_REQUIREMENTS:_ Nothing in the data should change when you return it, but leave the pictures out.
========================================================================
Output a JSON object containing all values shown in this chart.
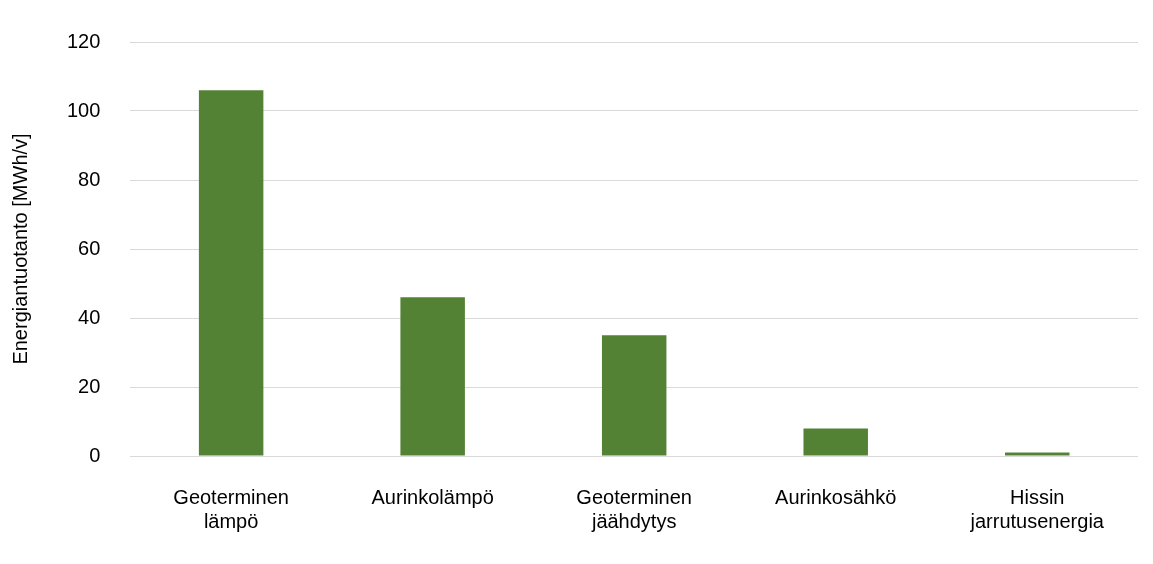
{
  "chart_data": {
    "type": "bar",
    "ylabel": "Energiantuotanto [MWh/v]",
    "categories": [
      "Geoterminen lämpö",
      "Aurinkolämpö",
      "Geoterminen jäähdytys",
      "Aurinkosähkö",
      "Hissin jarrutusenergia"
    ],
    "values": [
      106,
      46,
      35,
      8,
      1
    ],
    "color": "#548235",
    "ylim": [
      0,
      120
    ],
    "yticks": [
      0,
      20,
      40,
      60,
      80,
      100,
      120
    ],
    "grid": "y"
  }
}
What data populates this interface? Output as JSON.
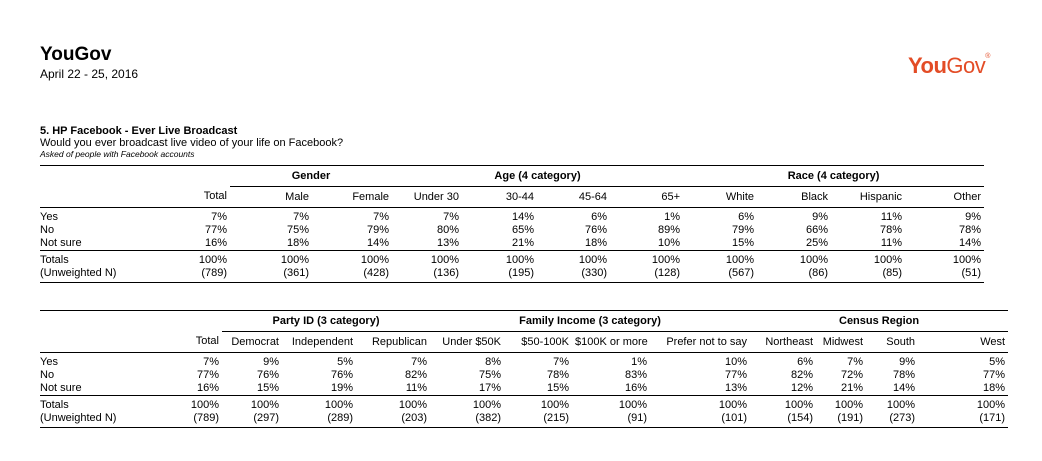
{
  "header": {
    "brand": "YouGov",
    "date": "April 22 - 25, 2016",
    "logo_you": "You",
    "logo_gov": "Gov",
    "logo_mark": "®",
    "logo_color": "#e34c26"
  },
  "question": {
    "title": "5. HP Facebook - Ever Live Broadcast",
    "text": "Would you ever broadcast live video of your life on Facebook?",
    "note": "Asked of people with Facebook accounts"
  },
  "table1": {
    "groups": [
      "Gender",
      "Age (4 category)",
      "Race (4 category)"
    ],
    "columns": [
      "Total",
      "Male",
      "Female",
      "Under 30",
      "30-44",
      "45-64",
      "65+",
      "White",
      "Black",
      "Hispanic",
      "Other"
    ],
    "rows": [
      {
        "label": "Yes",
        "values": [
          "7%",
          "7%",
          "7%",
          "7%",
          "14%",
          "6%",
          "1%",
          "6%",
          "9%",
          "11%",
          "9%"
        ]
      },
      {
        "label": "No",
        "values": [
          "77%",
          "75%",
          "79%",
          "80%",
          "65%",
          "76%",
          "89%",
          "79%",
          "66%",
          "78%",
          "78%"
        ]
      },
      {
        "label": "Not sure",
        "values": [
          "16%",
          "18%",
          "14%",
          "13%",
          "21%",
          "18%",
          "10%",
          "15%",
          "25%",
          "11%",
          "14%"
        ]
      }
    ],
    "totals": [
      {
        "label": "Totals",
        "values": [
          "100%",
          "100%",
          "100%",
          "100%",
          "100%",
          "100%",
          "100%",
          "100%",
          "100%",
          "100%",
          "100%"
        ]
      },
      {
        "label": "(Unweighted N)",
        "values": [
          "(789)",
          "(361)",
          "(428)",
          "(136)",
          "(195)",
          "(330)",
          "(128)",
          "(567)",
          "(86)",
          "(85)",
          "(51)"
        ]
      }
    ]
  },
  "table2": {
    "groups": [
      "Party ID (3 category)",
      "Family Income (3 category)",
      "Census Region"
    ],
    "columns": [
      "Total",
      "Democrat",
      "Independent",
      "Republican",
      "Under $50K",
      "$50-100K",
      "$100K or more",
      "Prefer not to say",
      "Northeast",
      "Midwest",
      "South",
      "West"
    ],
    "rows": [
      {
        "label": "Yes",
        "values": [
          "7%",
          "9%",
          "5%",
          "7%",
          "8%",
          "7%",
          "1%",
          "10%",
          "6%",
          "7%",
          "9%",
          "5%"
        ]
      },
      {
        "label": "No",
        "values": [
          "77%",
          "76%",
          "76%",
          "82%",
          "75%",
          "78%",
          "83%",
          "77%",
          "82%",
          "72%",
          "78%",
          "77%"
        ]
      },
      {
        "label": "Not sure",
        "values": [
          "16%",
          "15%",
          "19%",
          "11%",
          "17%",
          "15%",
          "16%",
          "13%",
          "12%",
          "21%",
          "14%",
          "18%"
        ]
      }
    ],
    "totals": [
      {
        "label": "Totals",
        "values": [
          "100%",
          "100%",
          "100%",
          "100%",
          "100%",
          "100%",
          "100%",
          "100%",
          "100%",
          "100%",
          "100%",
          "100%"
        ]
      },
      {
        "label": "(Unweighted N)",
        "values": [
          "(789)",
          "(297)",
          "(289)",
          "(203)",
          "(382)",
          "(215)",
          "(91)",
          "(101)",
          "(154)",
          "(191)",
          "(273)",
          "(171)"
        ]
      }
    ]
  }
}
========================================================================
_FULL ANSWER:_
Output a JSON object containing all values shown in this chart.
{
  "chart_data": {
    "type": "bar",
    "ylabel": "Energiantuotanto [MWh/v]",
    "categories": [
      "Geoterminen lämpö",
      "Aurinkolämpö",
      "Geoterminen jäähdytys",
      "Aurinkosähkö",
      "Hissin jarrutusenergia"
    ],
    "values": [
      106,
      46,
      35,
      8,
      1
    ],
    "color": "#548235",
    "ylim": [
      0,
      120
    ],
    "yticks": [
      0,
      20,
      40,
      60,
      80,
      100,
      120
    ],
    "grid": "y"
  }
}
What data populates this interface? Output as JSON.
{
  "header": {
    "brand": "YouGov",
    "date": "April 22 - 25, 2016",
    "logo_you": "You",
    "logo_gov": "Gov",
    "logo_mark": "®",
    "logo_color": "#e34c26"
  },
  "question": {
    "title": "5. HP Facebook - Ever Live Broadcast",
    "text": "Would you ever broadcast live video of your life on Facebook?",
    "note": "Asked of people with Facebook accounts"
  },
  "table1": {
    "groups": [
      "Gender",
      "Age (4 category)",
      "Race (4 category)"
    ],
    "columns": [
      "Total",
      "Male",
      "Female",
      "Under 30",
      "30-44",
      "45-64",
      "65+",
      "White",
      "Black",
      "Hispanic",
      "Other"
    ],
    "rows": [
      {
        "label": "Yes",
        "values": [
          "7%",
          "7%",
          "7%",
          "7%",
          "14%",
          "6%",
          "1%",
          "6%",
          "9%",
          "11%",
          "9%"
        ]
      },
      {
        "label": "No",
        "values": [
          "77%",
          "75%",
          "79%",
          "80%",
          "65%",
          "76%",
          "89%",
          "79%",
          "66%",
          "78%",
          "78%"
        ]
      },
      {
        "label": "Not sure",
        "values": [
          "16%",
          "18%",
          "14%",
          "13%",
          "21%",
          "18%",
          "10%",
          "15%",
          "25%",
          "11%",
          "14%"
        ]
      }
    ],
    "totals": [
      {
        "label": "Totals",
        "values": [
          "100%",
          "100%",
          "100%",
          "100%",
          "100%",
          "100%",
          "100%",
          "100%",
          "100%",
          "100%",
          "100%"
        ]
      },
      {
        "label": "(Unweighted N)",
        "values": [
          "(789)",
          "(361)",
          "(428)",
          "(136)",
          "(195)",
          "(330)",
          "(128)",
          "(567)",
          "(86)",
          "(85)",
          "(51)"
        ]
      }
    ]
  },
  "table2": {
    "groups": [
      "Party ID (3 category)",
      "Family Income (3 category)",
      "Census Region"
    ],
    "columns": [
      "Total",
      "Democrat",
      "Independent",
      "Republican",
      "Under $50K",
      "$50-100K",
      "$100K or more",
      "Prefer not to say",
      "Northeast",
      "Midwest",
      "South",
      "West"
    ],
    "rows": [
      {
        "label": "Yes",
        "values": [
          "7%",
          "9%",
          "5%",
          "7%",
          "8%",
          "7%",
          "1%",
          "10%",
          "6%",
          "7%",
          "9%",
          "5%"
        ]
      },
      {
        "label": "No",
        "values": [
          "77%",
          "76%",
          "76%",
          "82%",
          "75%",
          "78%",
          "83%",
          "77%",
          "82%",
          "72%",
          "78%",
          "77%"
        ]
      },
      {
        "label": "Not sure",
        "values": [
          "16%",
          "15%",
          "19%",
          "11%",
          "17%",
          "15%",
          "16%",
          "13%",
          "12%",
          "21%",
          "14%",
          "18%"
        ]
      }
    ],
    "totals": [
      {
        "label": "Totals",
        "values": [
          "100%",
          "100%",
          "100%",
          "100%",
          "100%",
          "100%",
          "100%",
          "100%",
          "100%",
          "100%",
          "100%",
          "100%"
        ]
      },
      {
        "label": "(Unweighted N)",
        "values": [
          "(789)",
          "(297)",
          "(289)",
          "(203)",
          "(382)",
          "(215)",
          "(91)",
          "(101)",
          "(154)",
          "(191)",
          "(273)",
          "(171)"
        ]
      }
    ]
  }
}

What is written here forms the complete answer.